**PROBLEM DETAILS**
All of the data must be printed exactly; please include every line.

-=-=-

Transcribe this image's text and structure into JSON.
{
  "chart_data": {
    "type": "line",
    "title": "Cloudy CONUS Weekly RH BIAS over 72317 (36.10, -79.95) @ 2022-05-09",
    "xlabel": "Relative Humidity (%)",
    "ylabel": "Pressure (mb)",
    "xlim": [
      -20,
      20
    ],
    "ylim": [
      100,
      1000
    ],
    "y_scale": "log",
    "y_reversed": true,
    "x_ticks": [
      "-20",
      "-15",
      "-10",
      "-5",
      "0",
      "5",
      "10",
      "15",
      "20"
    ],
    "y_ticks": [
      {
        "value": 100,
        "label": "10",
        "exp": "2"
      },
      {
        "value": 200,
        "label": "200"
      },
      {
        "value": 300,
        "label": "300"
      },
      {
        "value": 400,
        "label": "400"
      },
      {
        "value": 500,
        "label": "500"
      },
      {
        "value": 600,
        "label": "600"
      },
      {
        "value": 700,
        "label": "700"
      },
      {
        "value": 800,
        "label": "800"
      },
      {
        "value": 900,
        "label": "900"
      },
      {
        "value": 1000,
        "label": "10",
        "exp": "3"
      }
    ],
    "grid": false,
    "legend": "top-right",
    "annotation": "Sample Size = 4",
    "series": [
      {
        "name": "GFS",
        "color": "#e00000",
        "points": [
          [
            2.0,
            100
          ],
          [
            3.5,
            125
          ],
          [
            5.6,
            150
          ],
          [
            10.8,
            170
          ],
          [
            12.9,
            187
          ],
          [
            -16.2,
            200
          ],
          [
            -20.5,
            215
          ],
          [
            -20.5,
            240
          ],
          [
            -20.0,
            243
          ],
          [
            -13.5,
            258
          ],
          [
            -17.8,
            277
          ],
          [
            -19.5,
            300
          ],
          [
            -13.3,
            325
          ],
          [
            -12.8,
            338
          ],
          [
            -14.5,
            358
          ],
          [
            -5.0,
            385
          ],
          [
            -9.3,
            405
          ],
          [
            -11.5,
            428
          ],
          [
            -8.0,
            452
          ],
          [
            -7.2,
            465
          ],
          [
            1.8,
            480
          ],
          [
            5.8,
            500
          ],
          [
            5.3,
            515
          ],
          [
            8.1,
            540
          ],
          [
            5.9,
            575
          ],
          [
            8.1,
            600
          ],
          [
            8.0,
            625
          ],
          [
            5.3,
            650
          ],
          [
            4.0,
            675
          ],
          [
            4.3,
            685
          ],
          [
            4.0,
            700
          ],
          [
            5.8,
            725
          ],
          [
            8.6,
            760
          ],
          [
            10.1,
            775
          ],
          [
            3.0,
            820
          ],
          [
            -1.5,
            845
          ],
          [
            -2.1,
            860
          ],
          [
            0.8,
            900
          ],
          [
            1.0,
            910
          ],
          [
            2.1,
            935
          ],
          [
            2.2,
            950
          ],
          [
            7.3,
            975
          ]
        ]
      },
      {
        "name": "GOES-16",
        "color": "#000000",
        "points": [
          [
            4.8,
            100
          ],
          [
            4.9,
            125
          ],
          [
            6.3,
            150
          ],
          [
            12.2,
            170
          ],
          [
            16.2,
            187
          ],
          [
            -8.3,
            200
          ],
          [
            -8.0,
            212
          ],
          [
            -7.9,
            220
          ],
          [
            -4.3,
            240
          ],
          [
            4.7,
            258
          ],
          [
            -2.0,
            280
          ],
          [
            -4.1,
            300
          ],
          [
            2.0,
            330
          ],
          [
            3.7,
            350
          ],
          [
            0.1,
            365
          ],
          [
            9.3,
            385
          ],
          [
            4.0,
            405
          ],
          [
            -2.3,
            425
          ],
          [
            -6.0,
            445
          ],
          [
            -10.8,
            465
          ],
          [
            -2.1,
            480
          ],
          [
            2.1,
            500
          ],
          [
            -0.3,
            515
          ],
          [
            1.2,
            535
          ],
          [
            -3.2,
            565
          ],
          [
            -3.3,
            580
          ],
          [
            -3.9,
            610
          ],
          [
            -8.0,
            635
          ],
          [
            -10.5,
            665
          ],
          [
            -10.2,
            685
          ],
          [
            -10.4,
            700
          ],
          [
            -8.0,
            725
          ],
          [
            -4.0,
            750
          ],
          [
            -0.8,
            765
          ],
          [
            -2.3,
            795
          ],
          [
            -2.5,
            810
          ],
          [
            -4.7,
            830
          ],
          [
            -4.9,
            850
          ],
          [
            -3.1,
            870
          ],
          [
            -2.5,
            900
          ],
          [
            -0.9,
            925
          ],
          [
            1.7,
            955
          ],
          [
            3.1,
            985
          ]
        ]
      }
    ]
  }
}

-=-=-

**TASK SOLUTION**
Transcribe this image's text and structure into JSON.
{
  "chart_data": {
    "type": "line",
    "title": "Cloudy CONUS Weekly RH BIAS over 72317 (36.10, -79.95) @ 2022-05-09",
    "xlabel": "Relative Humidity (%)",
    "ylabel": "Pressure (mb)",
    "xlim": [
      -20,
      20
    ],
    "ylim": [
      100,
      1000
    ],
    "y_scale": "log",
    "y_reversed": true,
    "x_ticks": [
      "-20",
      "-15",
      "-10",
      "-5",
      "0",
      "5",
      "10",
      "15",
      "20"
    ],
    "y_ticks": [
      {
        "value": 100,
        "label": "10",
        "exp": "2"
      },
      {
        "value": 200,
        "label": "200"
      },
      {
        "value": 300,
        "label": "300"
      },
      {
        "value": 400,
        "label": "400"
      },
      {
        "value": 500,
        "label": "500"
      },
      {
        "value": 600,
        "label": "600"
      },
      {
        "value": 700,
        "label": "700"
      },
      {
        "value": 800,
        "label": "800"
      },
      {
        "value": 900,
        "label": "900"
      },
      {
        "value": 1000,
        "label": "10",
        "exp": "3"
      }
    ],
    "grid": false,
    "legend": "top-right",
    "annotation": "Sample Size = 4",
    "series": [
      {
        "name": "GFS",
        "color": "#e00000",
        "points": [
          [
            2.0,
            100
          ],
          [
            3.5,
            125
          ],
          [
            5.6,
            150
          ],
          [
            10.8,
            170
          ],
          [
            12.9,
            187
          ],
          [
            -16.2,
            200
          ],
          [
            -20.5,
            215
          ],
          [
            -20.5,
            240
          ],
          [
            -20.0,
            243
          ],
          [
            -13.5,
            258
          ],
          [
            -17.8,
            277
          ],
          [
            -19.5,
            300
          ],
          [
            -13.3,
            325
          ],
          [
            -12.8,
            338
          ],
          [
            -14.5,
            358
          ],
          [
            -5.0,
            385
          ],
          [
            -9.3,
            405
          ],
          [
            -11.5,
            428
          ],
          [
            -8.0,
            452
          ],
          [
            -7.2,
            465
          ],
          [
            1.8,
            480
          ],
          [
            5.8,
            500
          ],
          [
            5.3,
            515
          ],
          [
            8.1,
            540
          ],
          [
            5.9,
            575
          ],
          [
            8.1,
            600
          ],
          [
            8.0,
            625
          ],
          [
            5.3,
            650
          ],
          [
            4.0,
            675
          ],
          [
            4.3,
            685
          ],
          [
            4.0,
            700
          ],
          [
            5.8,
            725
          ],
          [
            8.6,
            760
          ],
          [
            10.1,
            775
          ],
          [
            3.0,
            820
          ],
          [
            -1.5,
            845
          ],
          [
            -2.1,
            860
          ],
          [
            0.8,
            900
          ],
          [
            1.0,
            910
          ],
          [
            2.1,
            935
          ],
          [
            2.2,
            950
          ],
          [
            7.3,
            975
          ]
        ]
      },
      {
        "name": "GOES-16",
        "color": "#000000",
        "points": [
          [
            4.8,
            100
          ],
          [
            4.9,
            125
          ],
          [
            6.3,
            150
          ],
          [
            12.2,
            170
          ],
          [
            16.2,
            187
          ],
          [
            -8.3,
            200
          ],
          [
            -8.0,
            212
          ],
          [
            -7.9,
            220
          ],
          [
            -4.3,
            240
          ],
          [
            4.7,
            258
          ],
          [
            -2.0,
            280
          ],
          [
            -4.1,
            300
          ],
          [
            2.0,
            330
          ],
          [
            3.7,
            350
          ],
          [
            0.1,
            365
          ],
          [
            9.3,
            385
          ],
          [
            4.0,
            405
          ],
          [
            -2.3,
            425
          ],
          [
            -6.0,
            445
          ],
          [
            -10.8,
            465
          ],
          [
            -2.1,
            480
          ],
          [
            2.1,
            500
          ],
          [
            -0.3,
            515
          ],
          [
            1.2,
            535
          ],
          [
            -3.2,
            565
          ],
          [
            -3.3,
            580
          ],
          [
            -3.9,
            610
          ],
          [
            -8.0,
            635
          ],
          [
            -10.5,
            665
          ],
          [
            -10.2,
            685
          ],
          [
            -10.4,
            700
          ],
          [
            -8.0,
            725
          ],
          [
            -4.0,
            750
          ],
          [
            -0.8,
            765
          ],
          [
            -2.3,
            795
          ],
          [
            -2.5,
            810
          ],
          [
            -4.7,
            830
          ],
          [
            -4.9,
            850
          ],
          [
            -3.1,
            870
          ],
          [
            -2.5,
            900
          ],
          [
            -0.9,
            925
          ],
          [
            1.7,
            955
          ],
          [
            3.1,
            985
          ]
        ]
      }
    ]
  }
}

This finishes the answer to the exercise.